*Request:*
Your task is to copy the material exactly.

[Stored items]
══════════

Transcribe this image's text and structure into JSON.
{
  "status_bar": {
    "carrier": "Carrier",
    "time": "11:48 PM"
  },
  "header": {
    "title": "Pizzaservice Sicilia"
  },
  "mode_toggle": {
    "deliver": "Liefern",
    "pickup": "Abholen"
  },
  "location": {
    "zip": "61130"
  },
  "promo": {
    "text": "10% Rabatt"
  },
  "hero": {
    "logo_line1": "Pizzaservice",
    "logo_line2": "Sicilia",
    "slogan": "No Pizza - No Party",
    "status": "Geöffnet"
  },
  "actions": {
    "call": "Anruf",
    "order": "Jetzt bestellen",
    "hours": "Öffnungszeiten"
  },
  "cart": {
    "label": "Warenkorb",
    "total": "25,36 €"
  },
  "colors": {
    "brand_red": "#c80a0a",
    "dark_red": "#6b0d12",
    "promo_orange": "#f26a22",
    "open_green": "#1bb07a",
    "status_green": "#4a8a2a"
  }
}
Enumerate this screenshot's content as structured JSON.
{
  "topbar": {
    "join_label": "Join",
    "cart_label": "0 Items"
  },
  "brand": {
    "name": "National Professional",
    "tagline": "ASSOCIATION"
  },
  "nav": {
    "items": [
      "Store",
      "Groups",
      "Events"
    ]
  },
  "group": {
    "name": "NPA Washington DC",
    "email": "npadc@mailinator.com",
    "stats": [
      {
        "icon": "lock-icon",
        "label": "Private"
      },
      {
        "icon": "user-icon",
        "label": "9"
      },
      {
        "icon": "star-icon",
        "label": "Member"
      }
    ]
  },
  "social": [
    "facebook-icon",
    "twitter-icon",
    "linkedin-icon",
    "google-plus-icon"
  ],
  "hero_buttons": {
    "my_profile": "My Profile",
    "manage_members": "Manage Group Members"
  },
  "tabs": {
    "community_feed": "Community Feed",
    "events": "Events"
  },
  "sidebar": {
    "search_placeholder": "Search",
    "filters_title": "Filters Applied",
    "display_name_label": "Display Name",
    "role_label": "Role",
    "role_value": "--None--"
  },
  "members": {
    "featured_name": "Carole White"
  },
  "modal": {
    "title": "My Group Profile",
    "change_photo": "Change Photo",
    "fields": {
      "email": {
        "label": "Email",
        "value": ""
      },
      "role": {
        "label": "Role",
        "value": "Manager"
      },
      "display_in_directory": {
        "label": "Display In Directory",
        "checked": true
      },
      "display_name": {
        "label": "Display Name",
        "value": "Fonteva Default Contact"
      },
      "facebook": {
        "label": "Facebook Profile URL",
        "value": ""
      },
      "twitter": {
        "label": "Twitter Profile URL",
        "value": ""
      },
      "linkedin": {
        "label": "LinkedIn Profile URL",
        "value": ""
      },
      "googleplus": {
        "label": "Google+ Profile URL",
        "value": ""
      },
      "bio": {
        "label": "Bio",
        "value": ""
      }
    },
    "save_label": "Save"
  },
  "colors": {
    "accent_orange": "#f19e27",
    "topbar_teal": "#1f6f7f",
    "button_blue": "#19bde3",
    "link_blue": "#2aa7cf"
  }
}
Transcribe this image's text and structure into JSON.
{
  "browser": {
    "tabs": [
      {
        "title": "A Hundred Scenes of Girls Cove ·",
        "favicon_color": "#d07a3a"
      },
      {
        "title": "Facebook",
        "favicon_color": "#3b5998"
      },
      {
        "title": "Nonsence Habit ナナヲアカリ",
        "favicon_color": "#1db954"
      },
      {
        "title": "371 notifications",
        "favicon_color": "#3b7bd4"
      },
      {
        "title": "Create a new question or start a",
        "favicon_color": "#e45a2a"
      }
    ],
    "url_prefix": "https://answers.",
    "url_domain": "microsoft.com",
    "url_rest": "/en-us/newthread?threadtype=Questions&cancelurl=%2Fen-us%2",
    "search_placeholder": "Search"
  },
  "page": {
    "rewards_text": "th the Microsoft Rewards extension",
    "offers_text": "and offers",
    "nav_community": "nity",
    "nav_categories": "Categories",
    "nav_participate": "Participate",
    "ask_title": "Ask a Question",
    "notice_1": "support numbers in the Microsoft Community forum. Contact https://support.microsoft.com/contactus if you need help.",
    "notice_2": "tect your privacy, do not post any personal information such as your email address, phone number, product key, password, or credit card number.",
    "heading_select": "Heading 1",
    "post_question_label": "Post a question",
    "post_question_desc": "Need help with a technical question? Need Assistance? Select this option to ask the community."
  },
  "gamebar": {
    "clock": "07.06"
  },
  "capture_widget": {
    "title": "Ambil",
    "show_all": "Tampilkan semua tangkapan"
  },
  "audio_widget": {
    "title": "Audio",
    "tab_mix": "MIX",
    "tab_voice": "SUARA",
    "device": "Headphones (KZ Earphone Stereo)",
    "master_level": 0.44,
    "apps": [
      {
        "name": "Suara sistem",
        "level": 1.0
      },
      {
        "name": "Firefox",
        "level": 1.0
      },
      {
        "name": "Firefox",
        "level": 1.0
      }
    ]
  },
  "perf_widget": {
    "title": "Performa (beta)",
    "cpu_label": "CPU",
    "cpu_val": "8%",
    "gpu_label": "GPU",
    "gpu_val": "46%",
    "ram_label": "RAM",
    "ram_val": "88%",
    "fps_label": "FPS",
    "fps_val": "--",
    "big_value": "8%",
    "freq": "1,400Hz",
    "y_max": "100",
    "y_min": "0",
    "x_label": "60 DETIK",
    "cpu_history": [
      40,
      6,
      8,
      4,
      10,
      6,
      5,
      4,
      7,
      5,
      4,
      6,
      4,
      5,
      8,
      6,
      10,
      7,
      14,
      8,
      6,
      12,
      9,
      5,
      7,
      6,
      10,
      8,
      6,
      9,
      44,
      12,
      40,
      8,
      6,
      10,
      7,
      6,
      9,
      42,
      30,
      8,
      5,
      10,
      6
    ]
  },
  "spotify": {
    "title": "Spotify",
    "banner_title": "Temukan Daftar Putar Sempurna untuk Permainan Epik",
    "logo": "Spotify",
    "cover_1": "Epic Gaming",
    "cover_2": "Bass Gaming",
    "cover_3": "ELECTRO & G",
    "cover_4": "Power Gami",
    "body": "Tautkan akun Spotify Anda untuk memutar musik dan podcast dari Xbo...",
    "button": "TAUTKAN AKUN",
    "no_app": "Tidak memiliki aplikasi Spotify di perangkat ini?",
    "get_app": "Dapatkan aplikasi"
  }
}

══════════

*Answer in full:*
Transcribe this image's text and structure into JSON.
{
  "status_bar": {
    "carrier": "Carrier",
    "time": "11:48 PM"
  },
  "header": {
    "title": "Pizzaservice Sicilia"
  },
  "mode_toggle": {
    "deliver": "Liefern",
    "pickup": "Abholen"
  },
  "location": {
    "zip": "61130"
  },
  "promo": {
    "text": "10% Rabatt"
  },
  "hero": {
    "logo_line1": "Pizzaservice",
    "logo_line2": "Sicilia",
    "slogan": "No Pizza - No Party",
    "status": "Geöffnet"
  },
  "actions": {
    "call": "Anruf",
    "order": "Jetzt bestellen",
    "hours": "Öffnungszeiten"
  },
  "cart": {
    "label": "Warenkorb",
    "total": "25,36 €"
  },
  "colors": {
    "brand_red": "#c80a0a",
    "dark_red": "#6b0d12",
    "promo_orange": "#f26a22",
    "open_green": "#1bb07a",
    "status_green": "#4a8a2a"
  }
}
Enumerate this screenshot's content as structured JSON.
{
  "topbar": {
    "join_label": "Join",
    "cart_label": "0 Items"
  },
  "brand": {
    "name": "National Professional",
    "tagline": "ASSOCIATION"
  },
  "nav": {
    "items": [
      "Store",
      "Groups",
      "Events"
    ]
  },
  "group": {
    "name": "NPA Washington DC",
    "email": "npadc@mailinator.com",
    "stats": [
      {
        "icon": "lock-icon",
        "label": "Private"
      },
      {
        "icon": "user-icon",
        "label": "9"
      },
      {
        "icon": "star-icon",
        "label": "Member"
      }
    ]
  },
  "social": [
    "facebook-icon",
    "twitter-icon",
    "linkedin-icon",
    "google-plus-icon"
  ],
  "hero_buttons": {
    "my_profile": "My Profile",
    "manage_members": "Manage Group Members"
  },
  "tabs": {
    "community_feed": "Community Feed",
    "events": "Events"
  },
  "sidebar": {
    "search_placeholder": "Search",
    "filters_title": "Filters Applied",
    "display_name_label": "Display Name",
    "role_label": "Role",
    "role_value": "--None--"
  },
  "members": {
    "featured_name": "Carole White"
  },
  "modal": {
    "title": "My Group Profile",
    "change_photo": "Change Photo",
    "fields": {
      "email": {
        "label": "Email",
        "value": ""
      },
      "role": {
        "label": "Role",
        "value": "Manager"
      },
      "display_in_directory": {
        "label": "Display In Directory",
        "checked": true
      },
      "display_name": {
        "label": "Display Name",
        "value": "Fonteva Default Contact"
      },
      "facebook": {
        "label": "Facebook Profile URL",
        "value": ""
      },
      "twitter": {
        "label": "Twitter Profile URL",
        "value": ""
      },
      "linkedin": {
        "label": "LinkedIn Profile URL",
        "value": ""
      },
      "googleplus": {
        "label": "Google+ Profile URL",
        "value": ""
      },
      "bio": {
        "label": "Bio",
        "value": ""
      }
    },
    "save_label": "Save"
  },
  "colors": {
    "accent_orange": "#f19e27",
    "topbar_teal": "#1f6f7f",
    "button_blue": "#19bde3",
    "link_blue": "#2aa7cf"
  }
}
Transcribe this image's text and structure into JSON.
{
  "browser": {
    "tabs": [
      {
        "title": "A Hundred Scenes of Girls Cove ·",
        "favicon_color": "#d07a3a"
      },
      {
        "title": "Facebook",
        "favicon_color": "#3b5998"
      },
      {
        "title": "Nonsence Habit ナナヲアカリ",
        "favicon_color": "#1db954"
      },
      {
        "title": "371 notifications",
        "favicon_color": "#3b7bd4"
      },
      {
        "title": "Create a new question or start a",
        "favicon_color": "#e45a2a"
      }
    ],
    "url_prefix": "https://answers.",
    "url_domain": "microsoft.com",
    "url_rest": "/en-us/newthread?threadtype=Questions&cancelurl=%2Fen-us%2",
    "search_placeholder": "Search"
  },
  "page": {
    "rewards_text": "th the Microsoft Rewards extension",
    "offers_text": "and offers",
    "nav_community": "nity",
    "nav_categories": "Categories",
    "nav_participate": "Participate",
    "ask_title": "Ask a Question",
    "notice_1": "support numbers in the Microsoft Community forum. Contact https://support.microsoft.com/contactus if you need help.",
    "notice_2": "tect your privacy, do not post any personal information such as your email address, phone number, product key, password, or credit card number.",
    "heading_select": "Heading 1",
    "post_question_label": "Post a question",
    "post_question_desc": "Need help with a technical question? Need Assistance? Select this option to ask the community."
  },
  "gamebar": {
    "clock": "07.06"
  },
  "capture_widget": {
    "title": "Ambil",
    "show_all": "Tampilkan semua tangkapan"
  },
  "audio_widget": {
    "title": "Audio",
    "tab_mix": "MIX",
    "tab_voice": "SUARA",
    "device": "Headphones (KZ Earphone Stereo)",
    "master_level": 0.44,
    "apps": [
      {
        "name": "Suara sistem",
        "level": 1.0
      },
      {
        "name": "Firefox",
        "level": 1.0
      },
      {
        "name": "Firefox",
        "level": 1.0
      }
    ]
  },
  "perf_widget": {
    "title": "Performa (beta)",
    "cpu_label": "CPU",
    "cpu_val": "8%",
    "gpu_label": "GPU",
    "gpu_val": "46%",
    "ram_label": "RAM",
    "ram_val": "88%",
    "fps_label": "FPS",
    "fps_val": "--",
    "big_value": "8%",
    "freq": "1,400Hz",
    "y_max": "100",
    "y_min": "0",
    "x_label": "60 DETIK",
    "cpu_history": [
      40,
      6,
      8,
      4,
      10,
      6,
      5,
      4,
      7,
      5,
      4,
      6,
      4,
      5,
      8,
      6,
      10,
      7,
      14,
      8,
      6,
      12,
      9,
      5,
      7,
      6,
      10,
      8,
      6,
      9,
      44,
      12,
      40,
      8,
      6,
      10,
      7,
      6,
      9,
      42,
      30,
      8,
      5,
      10,
      6
    ]
  },
  "spotify": {
    "title": "Spotify",
    "banner_title": "Temukan Daftar Putar Sempurna untuk Permainan Epik",
    "logo": "Spotify",
    "cover_1": "Epic Gaming",
    "cover_2": "Bass Gaming",
    "cover_3": "ELECTRO & G",
    "cover_4": "Power Gami",
    "body": "Tautkan akun Spotify Anda untuk memutar musik dan podcast dari Xbo...",
    "button": "TAUTKAN AKUN",
    "no_app": "Tidak memiliki aplikasi Spotify di perangkat ini?",
    "get_app": "Dapatkan aplikasi"
  }
}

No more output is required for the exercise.